**What this task involves**
Copy the records out again in full, keeping them identical.

(Entries from a page text dataset)
- - -

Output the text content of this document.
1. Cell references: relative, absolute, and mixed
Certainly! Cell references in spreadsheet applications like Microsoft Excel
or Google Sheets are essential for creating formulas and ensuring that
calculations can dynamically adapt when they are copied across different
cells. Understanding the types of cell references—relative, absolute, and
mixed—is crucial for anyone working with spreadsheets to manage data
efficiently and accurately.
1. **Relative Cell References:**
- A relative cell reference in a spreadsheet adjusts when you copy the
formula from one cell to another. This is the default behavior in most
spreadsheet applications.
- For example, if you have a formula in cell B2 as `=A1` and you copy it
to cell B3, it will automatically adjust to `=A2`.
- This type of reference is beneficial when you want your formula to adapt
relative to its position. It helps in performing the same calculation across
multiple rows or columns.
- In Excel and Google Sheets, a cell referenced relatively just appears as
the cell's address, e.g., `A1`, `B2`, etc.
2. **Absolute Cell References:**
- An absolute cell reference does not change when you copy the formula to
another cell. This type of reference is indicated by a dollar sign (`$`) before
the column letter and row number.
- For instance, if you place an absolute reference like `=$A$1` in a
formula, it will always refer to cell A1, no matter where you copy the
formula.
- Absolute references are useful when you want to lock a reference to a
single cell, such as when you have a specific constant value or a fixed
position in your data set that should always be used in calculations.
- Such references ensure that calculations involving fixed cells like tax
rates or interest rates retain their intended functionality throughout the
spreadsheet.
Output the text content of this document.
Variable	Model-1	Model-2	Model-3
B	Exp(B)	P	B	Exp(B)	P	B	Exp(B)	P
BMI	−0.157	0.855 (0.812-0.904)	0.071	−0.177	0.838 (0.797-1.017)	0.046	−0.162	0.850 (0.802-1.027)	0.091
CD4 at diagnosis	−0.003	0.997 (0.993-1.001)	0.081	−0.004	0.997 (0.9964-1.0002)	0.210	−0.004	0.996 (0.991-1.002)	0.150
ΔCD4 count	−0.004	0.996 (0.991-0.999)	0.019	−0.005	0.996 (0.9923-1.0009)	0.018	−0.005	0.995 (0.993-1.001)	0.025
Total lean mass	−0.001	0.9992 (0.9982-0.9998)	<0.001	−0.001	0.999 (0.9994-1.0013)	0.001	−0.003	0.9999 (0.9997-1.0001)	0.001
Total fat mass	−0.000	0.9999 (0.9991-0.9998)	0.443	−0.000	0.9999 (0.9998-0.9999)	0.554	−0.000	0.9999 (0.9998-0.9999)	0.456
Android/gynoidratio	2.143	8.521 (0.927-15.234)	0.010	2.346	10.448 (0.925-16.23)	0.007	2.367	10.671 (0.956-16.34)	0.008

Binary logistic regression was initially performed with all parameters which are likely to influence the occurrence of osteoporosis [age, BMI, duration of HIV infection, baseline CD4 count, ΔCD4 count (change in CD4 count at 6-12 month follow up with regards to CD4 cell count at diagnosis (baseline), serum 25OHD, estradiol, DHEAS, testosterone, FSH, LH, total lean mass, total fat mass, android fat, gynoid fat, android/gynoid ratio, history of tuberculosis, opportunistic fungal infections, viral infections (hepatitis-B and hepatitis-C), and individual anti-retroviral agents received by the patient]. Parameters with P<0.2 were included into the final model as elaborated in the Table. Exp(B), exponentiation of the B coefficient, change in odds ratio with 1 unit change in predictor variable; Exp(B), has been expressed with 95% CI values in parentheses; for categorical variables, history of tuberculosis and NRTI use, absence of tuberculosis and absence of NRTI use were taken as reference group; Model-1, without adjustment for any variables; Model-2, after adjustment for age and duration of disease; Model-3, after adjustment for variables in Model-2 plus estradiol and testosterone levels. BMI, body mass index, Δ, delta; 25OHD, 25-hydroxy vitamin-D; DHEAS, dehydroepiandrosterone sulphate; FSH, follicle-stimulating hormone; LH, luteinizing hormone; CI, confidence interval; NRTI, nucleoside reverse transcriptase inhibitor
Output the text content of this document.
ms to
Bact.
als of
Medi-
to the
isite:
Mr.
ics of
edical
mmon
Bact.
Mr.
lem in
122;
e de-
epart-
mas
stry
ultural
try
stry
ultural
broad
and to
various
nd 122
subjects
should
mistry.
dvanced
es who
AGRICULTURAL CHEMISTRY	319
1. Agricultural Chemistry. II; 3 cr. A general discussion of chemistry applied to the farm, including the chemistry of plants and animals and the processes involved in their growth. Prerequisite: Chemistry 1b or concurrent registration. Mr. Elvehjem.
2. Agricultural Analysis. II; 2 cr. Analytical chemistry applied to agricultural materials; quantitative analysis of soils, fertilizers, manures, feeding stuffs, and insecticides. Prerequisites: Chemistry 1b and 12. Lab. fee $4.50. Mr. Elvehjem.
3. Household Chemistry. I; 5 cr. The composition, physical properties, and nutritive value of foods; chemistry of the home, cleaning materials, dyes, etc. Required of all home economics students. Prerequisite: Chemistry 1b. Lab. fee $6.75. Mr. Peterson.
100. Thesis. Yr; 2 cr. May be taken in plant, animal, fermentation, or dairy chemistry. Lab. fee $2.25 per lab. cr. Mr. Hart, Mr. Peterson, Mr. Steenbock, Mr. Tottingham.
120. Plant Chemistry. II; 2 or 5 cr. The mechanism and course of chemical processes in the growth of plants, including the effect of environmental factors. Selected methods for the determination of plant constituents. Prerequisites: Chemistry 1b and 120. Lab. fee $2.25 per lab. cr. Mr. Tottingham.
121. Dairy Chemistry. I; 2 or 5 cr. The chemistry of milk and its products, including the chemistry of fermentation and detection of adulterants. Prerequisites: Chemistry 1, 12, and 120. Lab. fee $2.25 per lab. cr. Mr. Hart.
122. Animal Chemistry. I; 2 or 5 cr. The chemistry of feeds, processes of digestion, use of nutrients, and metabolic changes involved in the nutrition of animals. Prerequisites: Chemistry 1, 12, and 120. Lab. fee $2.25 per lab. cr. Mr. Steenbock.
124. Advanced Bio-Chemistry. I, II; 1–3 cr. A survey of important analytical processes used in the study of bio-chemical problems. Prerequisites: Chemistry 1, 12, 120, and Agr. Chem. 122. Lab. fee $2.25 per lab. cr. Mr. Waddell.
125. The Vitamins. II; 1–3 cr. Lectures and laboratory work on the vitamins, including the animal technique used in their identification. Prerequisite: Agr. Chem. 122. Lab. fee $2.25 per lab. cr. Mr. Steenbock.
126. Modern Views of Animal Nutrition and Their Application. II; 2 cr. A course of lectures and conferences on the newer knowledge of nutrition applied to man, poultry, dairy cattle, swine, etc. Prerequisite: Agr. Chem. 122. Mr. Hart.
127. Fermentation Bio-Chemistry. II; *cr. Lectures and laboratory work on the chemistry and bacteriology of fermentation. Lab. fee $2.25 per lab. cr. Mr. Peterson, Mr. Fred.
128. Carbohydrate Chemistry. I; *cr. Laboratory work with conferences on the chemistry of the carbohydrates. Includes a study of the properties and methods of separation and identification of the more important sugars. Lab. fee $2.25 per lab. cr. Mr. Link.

- - -

**Solution below**
Output the text content of this document.
1. Cell references: relative, absolute, and mixed
Certainly! Cell references in spreadsheet applications like Microsoft Excel
or Google Sheets are essential for creating formulas and ensuring that
calculations can dynamically adapt when they are copied across different
cells. Understanding the types of cell references—relative, absolute, and
mixed—is crucial for anyone working with spreadsheets to manage data
efficiently and accurately.
1. **Relative Cell References:**
- A relative cell reference in a spreadsheet adjusts when you copy the
formula from one cell to another. This is the default behavior in most
spreadsheet applications.
- For example, if you have a formula in cell B2 as `=A1` and you copy it
to cell B3, it will automatically adjust to `=A2`.
- This type of reference is beneficial when you want your formula to adapt
relative to its position. It helps in performing the same calculation across
multiple rows or columns.
- In Excel and Google Sheets, a cell referenced relatively just appears as
the cell's address, e.g., `A1`, `B2`, etc.
2. **Absolute Cell References:**
- An absolute cell reference does not change when you copy the formula to
another cell. This type of reference is indicated by a dollar sign (`$`) before
the column letter and row number.
- For instance, if you place an absolute reference like `=$A$1` in a
formula, it will always refer to cell A1, no matter where you copy the
formula.
- Absolute references are useful when you want to lock a reference to a
single cell, such as when you have a specific constant value or a fixed
position in your data set that should always be used in calculations.
- Such references ensure that calculations involving fixed cells like tax
rates or interest rates retain their intended functionality throughout the
spreadsheet.
Output the text content of this document.
Variable	Model-1	Model-2	Model-3
B	Exp(B)	P	B	Exp(B)	P	B	Exp(B)	P
BMI	−0.157	0.855 (0.812-0.904)	0.071	−0.177	0.838 (0.797-1.017)	0.046	−0.162	0.850 (0.802-1.027)	0.091
CD4 at diagnosis	−0.003	0.997 (0.993-1.001)	0.081	−0.004	0.997 (0.9964-1.0002)	0.210	−0.004	0.996 (0.991-1.002)	0.150
ΔCD4 count	−0.004	0.996 (0.991-0.999)	0.019	−0.005	0.996 (0.9923-1.0009)	0.018	−0.005	0.995 (0.993-1.001)	0.025
Total lean mass	−0.001	0.9992 (0.9982-0.9998)	<0.001	−0.001	0.999 (0.9994-1.0013)	0.001	−0.003	0.9999 (0.9997-1.0001)	0.001
Total fat mass	−0.000	0.9999 (0.9991-0.9998)	0.443	−0.000	0.9999 (0.9998-0.9999)	0.554	−0.000	0.9999 (0.9998-0.9999)	0.456
Android/gynoidratio	2.143	8.521 (0.927-15.234)	0.010	2.346	10.448 (0.925-16.23)	0.007	2.367	10.671 (0.956-16.34)	0.008

Binary logistic regression was initially performed with all parameters which are likely to influence the occurrence of osteoporosis [age, BMI, duration of HIV infection, baseline CD4 count, ΔCD4 count (change in CD4 count at 6-12 month follow up with regards to CD4 cell count at diagnosis (baseline), serum 25OHD, estradiol, DHEAS, testosterone, FSH, LH, total lean mass, total fat mass, android fat, gynoid fat, android/gynoid ratio, history of tuberculosis, opportunistic fungal infections, viral infections (hepatitis-B and hepatitis-C), and individual anti-retroviral agents received by the patient]. Parameters with P<0.2 were included into the final model as elaborated in the Table. Exp(B), exponentiation of the B coefficient, change in odds ratio with 1 unit change in predictor variable; Exp(B), has been expressed with 95% CI values in parentheses; for categorical variables, history of tuberculosis and NRTI use, absence of tuberculosis and absence of NRTI use were taken as reference group; Model-1, without adjustment for any variables; Model-2, after adjustment for age and duration of disease; Model-3, after adjustment for variables in Model-2 plus estradiol and testosterone levels. BMI, body mass index, Δ, delta; 25OHD, 25-hydroxy vitamin-D; DHEAS, dehydroepiandrosterone sulphate; FSH, follicle-stimulating hormone; LH, luteinizing hormone; CI, confidence interval; NRTI, nucleoside reverse transcriptase inhibitor
Output the text content of this document.
ms to
Bact.
als of
Medi-
to the
isite:
Mr.
ics of
edical
mmon
Bact.
Mr.
lem in
122;
e de-
epart-
mas
stry
ultural
try
stry
ultural
broad
and to
various
nd 122
subjects
should
mistry.
dvanced
es who
AGRICULTURAL CHEMISTRY	319
1. Agricultural Chemistry. II; 3 cr. A general discussion of chemistry applied to the farm, including the chemistry of plants and animals and the processes involved in their growth. Prerequisite: Chemistry 1b or concurrent registration. Mr. Elvehjem.
2. Agricultural Analysis. II; 2 cr. Analytical chemistry applied to agricultural materials; quantitative analysis of soils, fertilizers, manures, feeding stuffs, and insecticides. Prerequisites: Chemistry 1b and 12. Lab. fee $4.50. Mr. Elvehjem.
3. Household Chemistry. I; 5 cr. The composition, physical properties, and nutritive value of foods; chemistry of the home, cleaning materials, dyes, etc. Required of all home economics students. Prerequisite: Chemistry 1b. Lab. fee $6.75. Mr. Peterson.
100. Thesis. Yr; 2 cr. May be taken in plant, animal, fermentation, or dairy chemistry. Lab. fee $2.25 per lab. cr. Mr. Hart, Mr. Peterson, Mr. Steenbock, Mr. Tottingham.
120. Plant Chemistry. II; 2 or 5 cr. The mechanism and course of chemical processes in the growth of plants, including the effect of environmental factors. Selected methods for the determination of plant constituents. Prerequisites: Chemistry 1b and 120. Lab. fee $2.25 per lab. cr. Mr. Tottingham.
121. Dairy Chemistry. I; 2 or 5 cr. The chemistry of milk and its products, including the chemistry of fermentation and detection of adulterants. Prerequisites: Chemistry 1, 12, and 120. Lab. fee $2.25 per lab. cr. Mr. Hart.
122. Animal Chemistry. I; 2 or 5 cr. The chemistry of feeds, processes of digestion, use of nutrients, and metabolic changes involved in the nutrition of animals. Prerequisites: Chemistry 1, 12, and 120. Lab. fee $2.25 per lab. cr. Mr. Steenbock.
124. Advanced Bio-Chemistry. I, II; 1–3 cr. A survey of important analytical processes used in the study of bio-chemical problems. Prerequisites: Chemistry 1, 12, 120, and Agr. Chem. 122. Lab. fee $2.25 per lab. cr. Mr. Waddell.
125. The Vitamins. II; 1–3 cr. Lectures and laboratory work on the vitamins, including the animal technique used in their identification. Prerequisite: Agr. Chem. 122. Lab. fee $2.25 per lab. cr. Mr. Steenbock.
126. Modern Views of Animal Nutrition and Their Application. II; 2 cr. A course of lectures and conferences on the newer knowledge of nutrition applied to man, poultry, dairy cattle, swine, etc. Prerequisite: Agr. Chem. 122. Mr. Hart.
127. Fermentation Bio-Chemistry. II; *cr. Lectures and laboratory work on the chemistry and bacteriology of fermentation. Lab. fee $2.25 per lab. cr. Mr. Peterson, Mr. Fred.
128. Carbohydrate Chemistry. I; *cr. Laboratory work with conferences on the chemistry of the carbohydrates. Includes a study of the properties and methods of separation and identification of the more important sugars. Lab. fee $2.25 per lab. cr. Mr. Link.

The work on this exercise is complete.